> _Your task_
Print verbatim the lines of the listing, starting at its first line and ending at the line that contains "day-label-tue: Tue (351, 951, 401, 983)", with both of those lines included.

[begin Recorded information]

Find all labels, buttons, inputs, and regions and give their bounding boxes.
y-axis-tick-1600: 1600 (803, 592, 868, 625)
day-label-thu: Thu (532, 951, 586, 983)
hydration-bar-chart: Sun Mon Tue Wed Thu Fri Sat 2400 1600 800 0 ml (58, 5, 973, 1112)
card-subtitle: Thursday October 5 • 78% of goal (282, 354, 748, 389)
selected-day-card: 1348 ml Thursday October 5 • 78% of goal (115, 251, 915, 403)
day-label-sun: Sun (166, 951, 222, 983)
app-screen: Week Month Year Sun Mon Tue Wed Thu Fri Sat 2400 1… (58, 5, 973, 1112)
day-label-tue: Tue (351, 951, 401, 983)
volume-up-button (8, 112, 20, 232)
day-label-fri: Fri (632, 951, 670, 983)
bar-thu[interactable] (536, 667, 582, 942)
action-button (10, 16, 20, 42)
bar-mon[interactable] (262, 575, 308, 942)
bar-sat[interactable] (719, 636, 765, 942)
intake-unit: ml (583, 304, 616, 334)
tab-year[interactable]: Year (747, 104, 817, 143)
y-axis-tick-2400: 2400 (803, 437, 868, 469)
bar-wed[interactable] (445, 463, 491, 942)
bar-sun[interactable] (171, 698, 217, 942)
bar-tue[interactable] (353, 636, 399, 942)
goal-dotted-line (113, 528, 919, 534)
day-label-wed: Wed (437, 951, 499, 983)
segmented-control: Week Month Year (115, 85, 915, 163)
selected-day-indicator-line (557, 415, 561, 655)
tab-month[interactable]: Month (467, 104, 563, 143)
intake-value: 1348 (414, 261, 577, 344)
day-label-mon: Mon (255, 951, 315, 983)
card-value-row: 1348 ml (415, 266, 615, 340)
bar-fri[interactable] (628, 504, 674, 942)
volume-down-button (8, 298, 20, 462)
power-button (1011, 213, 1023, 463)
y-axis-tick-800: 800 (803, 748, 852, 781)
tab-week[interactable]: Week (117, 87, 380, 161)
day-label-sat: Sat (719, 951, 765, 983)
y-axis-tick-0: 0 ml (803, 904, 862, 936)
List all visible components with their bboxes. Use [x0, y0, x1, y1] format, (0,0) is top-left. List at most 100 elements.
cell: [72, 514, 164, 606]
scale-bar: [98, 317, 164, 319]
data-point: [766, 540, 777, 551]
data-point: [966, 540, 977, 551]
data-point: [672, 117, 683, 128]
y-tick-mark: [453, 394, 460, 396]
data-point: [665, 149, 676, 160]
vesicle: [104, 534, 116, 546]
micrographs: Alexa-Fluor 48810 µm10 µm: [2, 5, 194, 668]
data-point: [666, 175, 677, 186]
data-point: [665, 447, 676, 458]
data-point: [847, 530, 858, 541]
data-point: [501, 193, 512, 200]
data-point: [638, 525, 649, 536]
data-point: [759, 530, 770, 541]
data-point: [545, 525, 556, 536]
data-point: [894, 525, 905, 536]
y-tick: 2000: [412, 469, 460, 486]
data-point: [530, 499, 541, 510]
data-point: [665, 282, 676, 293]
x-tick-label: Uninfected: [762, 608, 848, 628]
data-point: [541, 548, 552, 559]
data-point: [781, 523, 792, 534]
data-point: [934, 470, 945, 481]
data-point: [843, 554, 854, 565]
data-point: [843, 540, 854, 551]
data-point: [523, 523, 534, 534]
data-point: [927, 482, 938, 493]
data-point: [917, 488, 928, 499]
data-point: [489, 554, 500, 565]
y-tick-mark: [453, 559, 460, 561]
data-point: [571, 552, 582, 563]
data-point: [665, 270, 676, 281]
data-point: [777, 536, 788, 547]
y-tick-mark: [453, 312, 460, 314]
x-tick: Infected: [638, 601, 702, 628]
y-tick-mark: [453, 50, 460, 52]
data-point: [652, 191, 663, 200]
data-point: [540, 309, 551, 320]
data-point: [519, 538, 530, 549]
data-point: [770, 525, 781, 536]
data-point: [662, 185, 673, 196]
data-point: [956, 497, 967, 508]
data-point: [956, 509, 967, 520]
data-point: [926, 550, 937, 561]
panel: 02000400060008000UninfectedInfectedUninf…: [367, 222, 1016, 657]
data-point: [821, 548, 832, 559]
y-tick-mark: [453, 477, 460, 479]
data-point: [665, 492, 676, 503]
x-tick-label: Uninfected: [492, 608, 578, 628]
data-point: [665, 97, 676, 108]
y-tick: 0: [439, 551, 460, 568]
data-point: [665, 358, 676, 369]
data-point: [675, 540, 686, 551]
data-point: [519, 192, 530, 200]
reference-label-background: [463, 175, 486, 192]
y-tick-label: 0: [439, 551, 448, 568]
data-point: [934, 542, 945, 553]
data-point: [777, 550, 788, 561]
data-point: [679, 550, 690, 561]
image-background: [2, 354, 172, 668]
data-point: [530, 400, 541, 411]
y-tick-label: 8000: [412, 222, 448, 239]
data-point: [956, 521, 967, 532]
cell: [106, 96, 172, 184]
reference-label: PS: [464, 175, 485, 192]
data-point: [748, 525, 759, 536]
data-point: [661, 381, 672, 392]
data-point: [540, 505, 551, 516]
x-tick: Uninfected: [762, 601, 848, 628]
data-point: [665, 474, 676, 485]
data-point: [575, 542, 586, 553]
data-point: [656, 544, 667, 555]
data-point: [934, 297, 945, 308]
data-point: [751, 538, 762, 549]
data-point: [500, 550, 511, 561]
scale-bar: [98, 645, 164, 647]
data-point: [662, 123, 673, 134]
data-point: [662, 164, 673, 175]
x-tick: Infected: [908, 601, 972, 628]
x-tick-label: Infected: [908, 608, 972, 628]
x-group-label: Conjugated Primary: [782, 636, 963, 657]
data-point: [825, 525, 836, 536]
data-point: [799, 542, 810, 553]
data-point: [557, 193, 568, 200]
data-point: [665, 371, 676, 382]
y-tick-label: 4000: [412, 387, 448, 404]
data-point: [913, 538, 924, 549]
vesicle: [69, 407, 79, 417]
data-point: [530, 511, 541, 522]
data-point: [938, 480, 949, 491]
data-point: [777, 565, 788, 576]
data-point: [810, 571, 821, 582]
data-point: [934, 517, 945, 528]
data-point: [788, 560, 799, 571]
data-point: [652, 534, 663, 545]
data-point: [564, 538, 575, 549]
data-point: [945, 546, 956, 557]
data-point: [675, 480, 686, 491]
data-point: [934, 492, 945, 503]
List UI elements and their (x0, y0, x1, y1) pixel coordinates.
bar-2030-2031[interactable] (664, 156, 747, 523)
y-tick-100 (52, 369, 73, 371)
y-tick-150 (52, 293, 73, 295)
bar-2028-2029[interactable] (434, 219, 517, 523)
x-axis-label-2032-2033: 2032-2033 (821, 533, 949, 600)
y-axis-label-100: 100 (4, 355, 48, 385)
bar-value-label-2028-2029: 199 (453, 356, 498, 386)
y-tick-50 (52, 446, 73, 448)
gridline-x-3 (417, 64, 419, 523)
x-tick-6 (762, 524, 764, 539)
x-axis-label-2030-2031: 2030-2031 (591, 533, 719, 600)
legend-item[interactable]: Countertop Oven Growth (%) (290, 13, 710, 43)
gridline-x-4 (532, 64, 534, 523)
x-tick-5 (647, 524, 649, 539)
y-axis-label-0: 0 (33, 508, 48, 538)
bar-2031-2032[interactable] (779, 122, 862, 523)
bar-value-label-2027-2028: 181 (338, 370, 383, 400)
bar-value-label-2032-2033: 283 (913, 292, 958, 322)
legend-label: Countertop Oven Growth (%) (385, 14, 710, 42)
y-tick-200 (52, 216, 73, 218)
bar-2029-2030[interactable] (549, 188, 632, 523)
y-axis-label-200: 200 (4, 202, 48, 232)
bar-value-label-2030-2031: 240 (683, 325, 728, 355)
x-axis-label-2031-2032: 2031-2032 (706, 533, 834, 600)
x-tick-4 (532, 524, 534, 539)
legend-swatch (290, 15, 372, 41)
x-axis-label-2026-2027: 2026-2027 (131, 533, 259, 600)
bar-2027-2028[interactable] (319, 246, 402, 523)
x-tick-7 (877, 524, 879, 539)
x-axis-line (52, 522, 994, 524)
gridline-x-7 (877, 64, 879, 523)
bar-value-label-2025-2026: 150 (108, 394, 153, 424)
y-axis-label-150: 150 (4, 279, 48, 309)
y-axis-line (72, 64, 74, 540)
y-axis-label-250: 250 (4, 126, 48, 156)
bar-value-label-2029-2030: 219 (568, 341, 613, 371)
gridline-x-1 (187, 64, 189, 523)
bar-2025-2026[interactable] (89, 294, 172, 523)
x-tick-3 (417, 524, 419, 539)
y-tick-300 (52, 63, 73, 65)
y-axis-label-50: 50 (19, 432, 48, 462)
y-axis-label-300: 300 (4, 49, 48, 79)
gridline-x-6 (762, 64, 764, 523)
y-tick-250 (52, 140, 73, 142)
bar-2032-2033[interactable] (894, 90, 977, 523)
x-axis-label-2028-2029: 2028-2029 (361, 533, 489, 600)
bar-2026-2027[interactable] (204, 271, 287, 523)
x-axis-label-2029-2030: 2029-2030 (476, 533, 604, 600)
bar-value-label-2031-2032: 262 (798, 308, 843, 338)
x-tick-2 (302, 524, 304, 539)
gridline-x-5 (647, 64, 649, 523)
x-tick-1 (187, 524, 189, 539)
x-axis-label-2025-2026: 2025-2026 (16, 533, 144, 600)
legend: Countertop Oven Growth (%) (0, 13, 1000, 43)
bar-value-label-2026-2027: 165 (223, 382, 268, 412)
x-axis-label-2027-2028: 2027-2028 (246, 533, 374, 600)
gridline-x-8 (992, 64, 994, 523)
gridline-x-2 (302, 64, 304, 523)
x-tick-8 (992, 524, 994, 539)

[end Recorded information]

> _Exercise answer_
Find all labels, buttons, inputs, and regions and give their bounding boxes.
y-axis-tick-1600: 1600 (803, 592, 868, 625)
day-label-thu: Thu (532, 951, 586, 983)
hydration-bar-chart: Sun Mon Tue Wed Thu Fri Sat 2400 1600 800 0 ml (58, 5, 973, 1112)
card-subtitle: Thursday October 5 • 78% of goal (282, 354, 748, 389)
selected-day-card: 1348 ml Thursday October 5 • 78% of goal (115, 251, 915, 403)
day-label-sun: Sun (166, 951, 222, 983)
app-screen: Week Month Year Sun Mon Tue Wed Thu Fri Sat 2400 1… (58, 5, 973, 1112)
day-label-tue: Tue (351, 951, 401, 983)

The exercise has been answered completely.